▶ Objective
Please reproduce the following items line for line, with no changes.

▶ Record excerpts
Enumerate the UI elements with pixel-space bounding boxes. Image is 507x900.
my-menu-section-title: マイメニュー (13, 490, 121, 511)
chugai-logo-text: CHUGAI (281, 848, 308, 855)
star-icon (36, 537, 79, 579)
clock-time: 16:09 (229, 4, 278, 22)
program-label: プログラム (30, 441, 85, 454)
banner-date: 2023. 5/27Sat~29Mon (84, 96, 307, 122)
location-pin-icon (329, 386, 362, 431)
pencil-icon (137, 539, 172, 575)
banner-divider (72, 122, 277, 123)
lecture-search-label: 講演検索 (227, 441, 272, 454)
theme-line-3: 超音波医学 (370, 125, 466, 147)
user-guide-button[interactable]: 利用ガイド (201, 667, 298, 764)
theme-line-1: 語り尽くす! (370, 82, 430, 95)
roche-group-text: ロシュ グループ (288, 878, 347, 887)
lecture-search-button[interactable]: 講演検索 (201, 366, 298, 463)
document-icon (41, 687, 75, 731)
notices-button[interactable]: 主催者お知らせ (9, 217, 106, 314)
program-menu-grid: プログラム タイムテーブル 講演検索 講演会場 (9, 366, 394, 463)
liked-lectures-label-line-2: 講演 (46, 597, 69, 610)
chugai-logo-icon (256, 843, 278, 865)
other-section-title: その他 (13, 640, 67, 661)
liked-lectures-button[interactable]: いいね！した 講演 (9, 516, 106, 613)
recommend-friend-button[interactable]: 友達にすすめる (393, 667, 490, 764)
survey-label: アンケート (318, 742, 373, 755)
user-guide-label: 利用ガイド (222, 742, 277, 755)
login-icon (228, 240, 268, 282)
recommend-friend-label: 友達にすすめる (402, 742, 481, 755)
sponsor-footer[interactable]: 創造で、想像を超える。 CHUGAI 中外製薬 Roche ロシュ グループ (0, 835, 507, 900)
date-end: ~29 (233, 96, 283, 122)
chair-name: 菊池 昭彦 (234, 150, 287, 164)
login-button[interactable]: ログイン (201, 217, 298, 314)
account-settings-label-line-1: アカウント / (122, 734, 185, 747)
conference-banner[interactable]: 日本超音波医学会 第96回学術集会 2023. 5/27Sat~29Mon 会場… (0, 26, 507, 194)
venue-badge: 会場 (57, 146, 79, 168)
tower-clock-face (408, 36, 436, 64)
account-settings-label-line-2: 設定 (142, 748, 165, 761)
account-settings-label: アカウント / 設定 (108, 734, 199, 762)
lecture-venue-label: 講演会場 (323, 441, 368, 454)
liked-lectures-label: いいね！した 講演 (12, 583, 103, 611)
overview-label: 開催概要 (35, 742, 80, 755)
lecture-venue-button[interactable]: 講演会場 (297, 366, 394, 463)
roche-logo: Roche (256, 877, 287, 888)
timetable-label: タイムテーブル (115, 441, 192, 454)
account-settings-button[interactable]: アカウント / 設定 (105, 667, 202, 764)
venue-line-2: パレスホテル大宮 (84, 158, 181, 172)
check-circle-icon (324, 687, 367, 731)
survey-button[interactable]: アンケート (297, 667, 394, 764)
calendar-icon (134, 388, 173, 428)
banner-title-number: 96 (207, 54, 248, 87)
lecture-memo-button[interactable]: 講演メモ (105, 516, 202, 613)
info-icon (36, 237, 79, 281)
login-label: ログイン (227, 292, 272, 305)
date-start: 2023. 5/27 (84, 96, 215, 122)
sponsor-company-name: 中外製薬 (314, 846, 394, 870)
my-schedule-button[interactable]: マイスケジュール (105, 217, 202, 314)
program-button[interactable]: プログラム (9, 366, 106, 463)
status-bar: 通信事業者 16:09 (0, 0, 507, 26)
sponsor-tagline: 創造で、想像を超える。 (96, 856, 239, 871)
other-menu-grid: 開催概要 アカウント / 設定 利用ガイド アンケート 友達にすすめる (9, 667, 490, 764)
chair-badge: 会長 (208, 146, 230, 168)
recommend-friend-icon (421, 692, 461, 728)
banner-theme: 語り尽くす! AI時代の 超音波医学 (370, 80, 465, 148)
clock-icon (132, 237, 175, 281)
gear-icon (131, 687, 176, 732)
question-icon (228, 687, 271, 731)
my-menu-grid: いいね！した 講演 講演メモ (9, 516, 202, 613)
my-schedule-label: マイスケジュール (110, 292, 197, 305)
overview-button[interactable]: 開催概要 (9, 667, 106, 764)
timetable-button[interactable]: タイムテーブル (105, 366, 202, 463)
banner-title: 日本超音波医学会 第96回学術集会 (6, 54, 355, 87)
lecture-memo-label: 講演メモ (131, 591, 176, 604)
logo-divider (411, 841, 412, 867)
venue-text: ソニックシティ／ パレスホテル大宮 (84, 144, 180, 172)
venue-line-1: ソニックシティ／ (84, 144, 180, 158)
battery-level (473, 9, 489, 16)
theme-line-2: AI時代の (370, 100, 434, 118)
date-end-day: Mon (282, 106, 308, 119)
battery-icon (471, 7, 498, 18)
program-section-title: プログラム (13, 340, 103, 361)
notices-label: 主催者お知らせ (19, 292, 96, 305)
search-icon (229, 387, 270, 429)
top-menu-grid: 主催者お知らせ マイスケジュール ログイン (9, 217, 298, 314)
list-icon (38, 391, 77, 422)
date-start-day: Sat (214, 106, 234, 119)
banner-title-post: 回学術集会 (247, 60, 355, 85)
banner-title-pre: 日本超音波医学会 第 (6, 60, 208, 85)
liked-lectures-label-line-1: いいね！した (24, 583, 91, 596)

▶ Answer to this task
Enumerate the UI elements with pixel-space bounding boxes. Image is 507x900.
my-menu-section-title: マイメニュー (13, 490, 121, 511)
chugai-logo-text: CHUGAI (281, 848, 308, 855)
star-icon (36, 537, 79, 579)
clock-time: 16:09 (229, 4, 278, 22)
program-label: プログラム (30, 441, 85, 454)
banner-date: 2023. 5/27Sat~29Mon (84, 96, 307, 122)
location-pin-icon (329, 386, 362, 431)
pencil-icon (137, 539, 172, 575)
banner-divider (72, 122, 277, 123)
lecture-search-label: 講演検索 (227, 441, 272, 454)
theme-line-3: 超音波医学 (370, 125, 466, 147)
user-guide-button[interactable]: 利用ガイド (201, 667, 298, 764)
theme-line-1: 語り尽くす! (370, 82, 430, 95)
roche-group-text: ロシュ グループ (288, 878, 347, 887)
lecture-search-button[interactable]: 講演検索 (201, 366, 298, 463)
document-icon (41, 687, 75, 731)
notices-button[interactable]: 主催者お知らせ (9, 217, 106, 314)
program-menu-grid: プログラム タイムテーブル 講演検索 講演会場 (9, 366, 394, 463)
liked-lectures-label-line-2: 講演 (46, 597, 69, 610)
chugai-logo-icon (256, 843, 278, 865)
other-section-title: その他 (13, 640, 67, 661)
liked-lectures-button[interactable]: いいね！した 講演 (9, 516, 106, 613)
recommend-friend-button[interactable]: 友達にすすめる (393, 667, 490, 764)
survey-label: アンケート (318, 742, 373, 755)
user-guide-label: 利用ガイド (222, 742, 277, 755)
login-icon (228, 240, 268, 282)
recommend-friend-label: 友達にすすめる (402, 742, 481, 755)
sponsor-footer[interactable]: 創造で、想像を超える。 CHUGAI 中外製薬 Roche ロシュ グループ (0, 835, 507, 900)
date-end: ~29 (233, 96, 283, 122)
chair-name: 菊池 昭彦 (234, 150, 287, 164)
login-button[interactable]: ログイン (201, 217, 298, 314)
account-settings-label-line-1: アカウント / (122, 734, 185, 747)
conference-banner[interactable]: 日本超音波医学会 第96回学術集会 2023. 5/27Sat~29Mon 会場… (0, 26, 507, 194)
venue-badge: 会場 (57, 146, 79, 168)
tower-clock-face (408, 36, 436, 64)
account-settings-label-line-2: 設定 (142, 748, 165, 761)
account-settings-label: アカウント / 設定 (108, 734, 199, 762)
lecture-venue-label: 講演会場 (323, 441, 368, 454)
liked-lectures-label: いいね！した 講演 (12, 583, 103, 611)
overview-label: 開催概要 (35, 742, 80, 755)
lecture-venue-button[interactable]: 講演会場 (297, 366, 394, 463)
roche-logo: Roche (256, 877, 287, 888)
timetable-label: タイムテーブル (115, 441, 192, 454)
account-settings-button[interactable]: アカウント / 設定 (105, 667, 202, 764)
venue-line-2: パレスホテル大宮 (84, 158, 181, 172)
check-circle-icon (324, 687, 367, 731)
survey-button[interactable]: アンケート (297, 667, 394, 764)
calendar-icon (134, 388, 173, 428)
banner-title-number: 96 (207, 54, 248, 87)
lecture-memo-button[interactable]: 講演メモ (105, 516, 202, 613)
info-icon (36, 237, 79, 281)
login-label: ログイン (227, 292, 272, 305)
date-start: 2023. 5/27 (84, 96, 215, 122)
sponsor-company-name: 中外製薬 (314, 846, 394, 870)
my-schedule-button[interactable]: マイスケジュール (105, 217, 202, 314)
program-button[interactable]: プログラム (9, 366, 106, 463)
status-bar: 通信事業者 16:09 (0, 0, 507, 26)
sponsor-tagline: 創造で、想像を超える。 (96, 856, 239, 871)
other-menu-grid: 開催概要 アカウント / 設定 利用ガイド アンケート 友達にすすめる (9, 667, 490, 764)
chair-badge: 会長 (208, 146, 230, 168)
recommend-friend-icon (421, 692, 461, 728)
banner-theme: 語り尽くす! AI時代の 超音波医学 (370, 80, 465, 148)
clock-icon (132, 237, 175, 281)
gear-icon (131, 687, 176, 732)
question-icon (228, 687, 271, 731)
my-menu-grid: いいね！した 講演 講演メモ (9, 516, 202, 613)
my-schedule-label: マイスケジュール (110, 292, 197, 305)
overview-button[interactable]: 開催概要 (9, 667, 106, 764)
timetable-button[interactable]: タイムテーブル (105, 366, 202, 463)
banner-title: 日本超音波医学会 第96回学術集会 (6, 54, 355, 87)
lecture-memo-label: 講演メモ (131, 591, 176, 604)
logo-divider (411, 841, 412, 867)
venue-text: ソニックシティ／ パレスホテル大宮 (84, 144, 180, 172)
venue-line-1: ソニックシティ／ (84, 144, 180, 158)
battery-level (473, 9, 489, 16)
theme-line-2: AI時代の (370, 100, 434, 118)
date-end-day: Mon (282, 106, 308, 119)
battery-icon (471, 7, 498, 18)
program-section-title: プログラム (13, 340, 103, 361)
notices-label: 主催者お知らせ (19, 292, 96, 305)
search-icon (229, 387, 270, 429)
top-menu-grid: 主催者お知らせ マイスケジュール ログイン (9, 217, 298, 314)
list-icon (38, 391, 77, 422)
date-start-day: Sat (214, 106, 234, 119)
banner-title-post: 回学術集会 (247, 60, 355, 85)
banner-title-pre: 日本超音波医学会 第 (6, 60, 208, 85)
liked-lectures-label-line-1: いいね！した (24, 583, 91, 596)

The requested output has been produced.